Solidarität
Viel ist in diesen Tagen von Solidarität die Rede. Solidarität ist, was man für sich selbst fordert. Der andere soll gefälligst solidarisch sein, was wohl kaum Gegenseitigkeit bedeutet. Abwegig wäre das, gewiss. Die Beispiele falsch verstandener Solidarität häufen sich in letzter Zeit, das geht dann ganz schön ans Eingemachte. Eidgenössische Solidarität gebietet es selbstverständlich, dass der Kanton Bern von den anderen im Rahmen des Finanzausgleiches im kommenden Jahr 1,2 Milliarden Franken erhalten wird. Gut so, auch die Kantone Graubünden und St.Gallen nehmen den Reichen etwas weg. «Die Solidarität darf nicht überstrapaziert werden», sagt der Nationalrat Bruno Pezzatti aus dem Kanton Zug. Was soll denn das nun wieder heissen? Man kann wohl kaum den armen Kantonen Bern und Wallis Kürzungen zumuten. Wie sollten sie sonst weiterhin ihre Staatsangestellten bereits mit 63 Jahren pensionieren können? Igitt, so eine Zumutung. Von den Griechen muss man lernen, wie man die linke Hand aufhält und mit der rechten Hand für eine gute Ausgangslage bei den nächs ten Wahlen sorgt.

GEGEBENE INFORMATIONEN ::
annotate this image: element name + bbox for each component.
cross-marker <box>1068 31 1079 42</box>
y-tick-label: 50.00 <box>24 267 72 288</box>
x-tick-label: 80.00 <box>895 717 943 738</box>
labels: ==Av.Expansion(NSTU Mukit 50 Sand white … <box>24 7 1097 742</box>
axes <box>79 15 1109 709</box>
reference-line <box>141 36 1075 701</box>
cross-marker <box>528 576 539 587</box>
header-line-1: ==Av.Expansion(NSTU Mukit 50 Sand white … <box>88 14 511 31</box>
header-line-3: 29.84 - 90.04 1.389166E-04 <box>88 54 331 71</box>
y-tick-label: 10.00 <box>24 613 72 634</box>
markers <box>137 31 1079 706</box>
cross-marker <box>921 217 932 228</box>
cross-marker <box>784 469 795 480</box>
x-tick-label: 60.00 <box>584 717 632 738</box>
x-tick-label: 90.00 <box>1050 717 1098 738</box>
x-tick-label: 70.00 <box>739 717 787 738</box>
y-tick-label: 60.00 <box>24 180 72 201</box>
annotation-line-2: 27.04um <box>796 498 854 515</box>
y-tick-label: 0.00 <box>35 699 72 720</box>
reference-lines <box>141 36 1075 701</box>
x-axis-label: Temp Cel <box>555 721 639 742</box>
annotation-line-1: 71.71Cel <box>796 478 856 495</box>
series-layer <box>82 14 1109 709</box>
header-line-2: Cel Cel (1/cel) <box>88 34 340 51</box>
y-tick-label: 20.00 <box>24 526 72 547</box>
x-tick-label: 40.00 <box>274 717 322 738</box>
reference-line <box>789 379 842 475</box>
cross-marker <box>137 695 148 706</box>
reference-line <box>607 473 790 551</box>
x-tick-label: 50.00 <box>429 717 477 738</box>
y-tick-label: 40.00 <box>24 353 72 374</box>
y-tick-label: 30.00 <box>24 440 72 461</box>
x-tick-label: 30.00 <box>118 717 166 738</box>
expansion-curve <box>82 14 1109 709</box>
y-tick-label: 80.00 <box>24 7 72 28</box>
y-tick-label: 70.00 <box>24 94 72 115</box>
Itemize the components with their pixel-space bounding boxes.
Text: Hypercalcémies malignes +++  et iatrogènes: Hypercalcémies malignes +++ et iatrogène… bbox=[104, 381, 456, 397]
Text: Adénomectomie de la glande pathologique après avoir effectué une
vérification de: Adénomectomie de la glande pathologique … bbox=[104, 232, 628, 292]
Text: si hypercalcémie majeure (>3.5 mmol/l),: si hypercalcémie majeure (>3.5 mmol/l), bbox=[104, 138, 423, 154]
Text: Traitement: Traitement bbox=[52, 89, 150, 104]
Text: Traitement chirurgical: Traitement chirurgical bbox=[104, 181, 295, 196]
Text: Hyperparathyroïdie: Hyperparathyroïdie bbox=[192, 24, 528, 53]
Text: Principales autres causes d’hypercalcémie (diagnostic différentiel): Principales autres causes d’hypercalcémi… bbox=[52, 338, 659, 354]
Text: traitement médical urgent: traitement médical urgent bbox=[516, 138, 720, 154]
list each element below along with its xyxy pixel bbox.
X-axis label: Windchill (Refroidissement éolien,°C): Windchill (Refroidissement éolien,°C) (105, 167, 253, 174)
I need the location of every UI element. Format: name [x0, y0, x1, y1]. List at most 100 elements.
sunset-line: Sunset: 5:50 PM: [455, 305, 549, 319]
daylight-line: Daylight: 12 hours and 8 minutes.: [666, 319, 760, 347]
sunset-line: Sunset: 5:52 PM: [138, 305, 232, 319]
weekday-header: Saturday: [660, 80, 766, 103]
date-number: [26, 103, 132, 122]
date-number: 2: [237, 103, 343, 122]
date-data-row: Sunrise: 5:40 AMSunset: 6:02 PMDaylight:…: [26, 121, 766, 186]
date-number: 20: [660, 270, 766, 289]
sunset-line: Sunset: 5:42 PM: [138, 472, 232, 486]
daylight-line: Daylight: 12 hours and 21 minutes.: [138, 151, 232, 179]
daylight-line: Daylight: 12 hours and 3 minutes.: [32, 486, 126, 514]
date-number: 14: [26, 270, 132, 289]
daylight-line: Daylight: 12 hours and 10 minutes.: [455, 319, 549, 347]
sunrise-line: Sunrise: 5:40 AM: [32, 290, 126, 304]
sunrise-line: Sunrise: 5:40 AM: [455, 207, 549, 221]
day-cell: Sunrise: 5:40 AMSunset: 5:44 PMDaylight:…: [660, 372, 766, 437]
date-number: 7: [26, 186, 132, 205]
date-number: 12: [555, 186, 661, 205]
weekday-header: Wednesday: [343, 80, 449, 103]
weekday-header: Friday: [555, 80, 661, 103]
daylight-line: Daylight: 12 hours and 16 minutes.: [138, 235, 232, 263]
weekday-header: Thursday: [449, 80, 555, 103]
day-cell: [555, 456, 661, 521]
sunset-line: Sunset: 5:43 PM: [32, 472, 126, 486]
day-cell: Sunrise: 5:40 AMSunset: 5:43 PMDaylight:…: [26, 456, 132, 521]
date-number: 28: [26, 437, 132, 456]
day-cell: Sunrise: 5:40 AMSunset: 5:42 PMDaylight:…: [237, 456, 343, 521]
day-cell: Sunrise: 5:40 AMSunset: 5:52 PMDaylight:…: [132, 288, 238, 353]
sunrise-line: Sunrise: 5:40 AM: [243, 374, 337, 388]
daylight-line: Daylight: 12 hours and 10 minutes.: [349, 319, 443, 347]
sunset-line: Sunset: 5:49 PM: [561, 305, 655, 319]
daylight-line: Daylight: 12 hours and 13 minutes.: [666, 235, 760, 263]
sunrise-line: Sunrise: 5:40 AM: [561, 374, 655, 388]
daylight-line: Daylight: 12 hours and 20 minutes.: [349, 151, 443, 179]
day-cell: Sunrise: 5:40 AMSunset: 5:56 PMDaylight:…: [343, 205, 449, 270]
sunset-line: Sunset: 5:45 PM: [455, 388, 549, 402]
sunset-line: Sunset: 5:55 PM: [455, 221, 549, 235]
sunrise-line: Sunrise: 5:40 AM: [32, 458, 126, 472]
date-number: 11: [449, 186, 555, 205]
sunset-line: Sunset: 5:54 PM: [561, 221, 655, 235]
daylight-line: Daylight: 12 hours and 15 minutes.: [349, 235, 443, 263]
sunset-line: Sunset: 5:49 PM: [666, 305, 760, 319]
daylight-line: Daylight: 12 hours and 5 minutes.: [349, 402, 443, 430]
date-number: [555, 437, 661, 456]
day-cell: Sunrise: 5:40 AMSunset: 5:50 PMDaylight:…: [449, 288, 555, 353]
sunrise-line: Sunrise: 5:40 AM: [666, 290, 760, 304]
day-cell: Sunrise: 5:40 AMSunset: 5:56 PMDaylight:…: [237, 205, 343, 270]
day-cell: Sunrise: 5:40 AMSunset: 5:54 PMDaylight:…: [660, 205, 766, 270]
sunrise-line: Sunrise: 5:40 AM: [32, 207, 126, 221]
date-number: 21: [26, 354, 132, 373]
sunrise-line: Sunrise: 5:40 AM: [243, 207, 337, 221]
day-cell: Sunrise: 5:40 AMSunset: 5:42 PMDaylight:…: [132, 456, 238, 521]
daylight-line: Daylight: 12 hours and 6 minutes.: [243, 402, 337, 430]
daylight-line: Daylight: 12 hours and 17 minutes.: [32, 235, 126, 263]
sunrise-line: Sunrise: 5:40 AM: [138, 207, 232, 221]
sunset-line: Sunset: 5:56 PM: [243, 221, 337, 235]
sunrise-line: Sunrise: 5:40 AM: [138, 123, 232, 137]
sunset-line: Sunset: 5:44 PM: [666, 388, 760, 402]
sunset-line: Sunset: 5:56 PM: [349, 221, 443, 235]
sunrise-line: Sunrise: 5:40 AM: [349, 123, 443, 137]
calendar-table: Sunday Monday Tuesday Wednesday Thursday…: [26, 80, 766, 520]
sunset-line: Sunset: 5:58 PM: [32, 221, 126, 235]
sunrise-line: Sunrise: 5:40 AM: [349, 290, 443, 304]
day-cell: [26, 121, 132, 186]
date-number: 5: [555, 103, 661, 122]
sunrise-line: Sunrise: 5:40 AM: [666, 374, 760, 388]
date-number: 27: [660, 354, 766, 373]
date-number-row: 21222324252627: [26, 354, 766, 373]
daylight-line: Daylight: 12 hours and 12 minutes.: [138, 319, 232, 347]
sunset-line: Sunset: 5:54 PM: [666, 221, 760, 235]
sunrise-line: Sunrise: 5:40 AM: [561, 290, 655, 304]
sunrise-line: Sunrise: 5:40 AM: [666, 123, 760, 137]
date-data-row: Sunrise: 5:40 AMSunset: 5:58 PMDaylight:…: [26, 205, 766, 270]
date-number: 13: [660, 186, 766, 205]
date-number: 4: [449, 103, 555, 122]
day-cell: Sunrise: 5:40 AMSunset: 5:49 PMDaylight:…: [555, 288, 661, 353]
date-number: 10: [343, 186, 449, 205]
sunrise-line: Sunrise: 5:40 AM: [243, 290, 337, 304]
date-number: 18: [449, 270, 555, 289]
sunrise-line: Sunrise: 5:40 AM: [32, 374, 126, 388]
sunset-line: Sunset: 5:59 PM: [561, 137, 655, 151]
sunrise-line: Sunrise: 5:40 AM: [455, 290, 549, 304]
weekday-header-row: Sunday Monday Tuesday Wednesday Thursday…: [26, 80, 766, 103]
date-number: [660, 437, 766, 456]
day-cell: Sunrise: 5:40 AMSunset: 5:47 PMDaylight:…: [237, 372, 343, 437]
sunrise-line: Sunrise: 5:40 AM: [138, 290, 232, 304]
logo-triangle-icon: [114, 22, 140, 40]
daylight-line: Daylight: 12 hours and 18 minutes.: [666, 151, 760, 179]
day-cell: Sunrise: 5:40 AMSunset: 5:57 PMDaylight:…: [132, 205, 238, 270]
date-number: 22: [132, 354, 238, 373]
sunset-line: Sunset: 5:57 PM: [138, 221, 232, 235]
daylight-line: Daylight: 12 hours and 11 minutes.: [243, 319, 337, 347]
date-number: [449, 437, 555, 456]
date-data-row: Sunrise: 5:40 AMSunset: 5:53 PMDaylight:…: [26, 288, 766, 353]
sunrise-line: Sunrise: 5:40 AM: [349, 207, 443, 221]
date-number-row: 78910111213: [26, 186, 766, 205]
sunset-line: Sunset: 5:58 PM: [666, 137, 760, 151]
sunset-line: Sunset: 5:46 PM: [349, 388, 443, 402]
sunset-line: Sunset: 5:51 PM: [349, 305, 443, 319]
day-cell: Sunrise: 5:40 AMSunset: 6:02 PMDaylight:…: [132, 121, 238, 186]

AUFGABE ::
Gib den Text über Solidarität vollständig und Wort für Wort wieder.

LÖSUNG ::
Solidarität
Viel ist in diesen Tagen von Solidarität die Rede. Solidarität ist, was man für sich selbst fordert. Der andere soll gefälligst solidarisch sein, was wohl kaum Gegenseitigkeit bedeutet. Abwegig wäre das, gewiss. Die Beispiele falsch verstandener Solidarität häufen sich in letzter Zeit, das geht dann ganz schön ans Eingemachte. Eidgenössische Solidarität gebietet es selbstverständlich, dass der Kanton Bern von den anderen im Rahmen des Finanzausgleiches im kommenden Jahr 1,2 Milliarden Franken erhalten wird. Gut so, auch die Kantone Graubünden und St.Gallen nehmen den Reichen etwas weg. «Die Solidarität darf nicht überstrapaziert werden», sagt der Nationalrat Bruno Pezzatti aus dem Kanton Zug. Was soll denn das nun wieder heissen? Man kann wohl kaum den armen Kantonen Bern und Wallis Kürzungen zumuten. Wie sollten sie sonst weiterhin ihre Staatsangestellten bereits mit 63 Jahren pensionieren können? Igitt, so eine Zumutung. Von den Griechen muss man lernen, wie man die linke Hand aufhält und mit der rechten Hand für eine gute Ausgangslage bei den nächs ten Wahlen sorgt.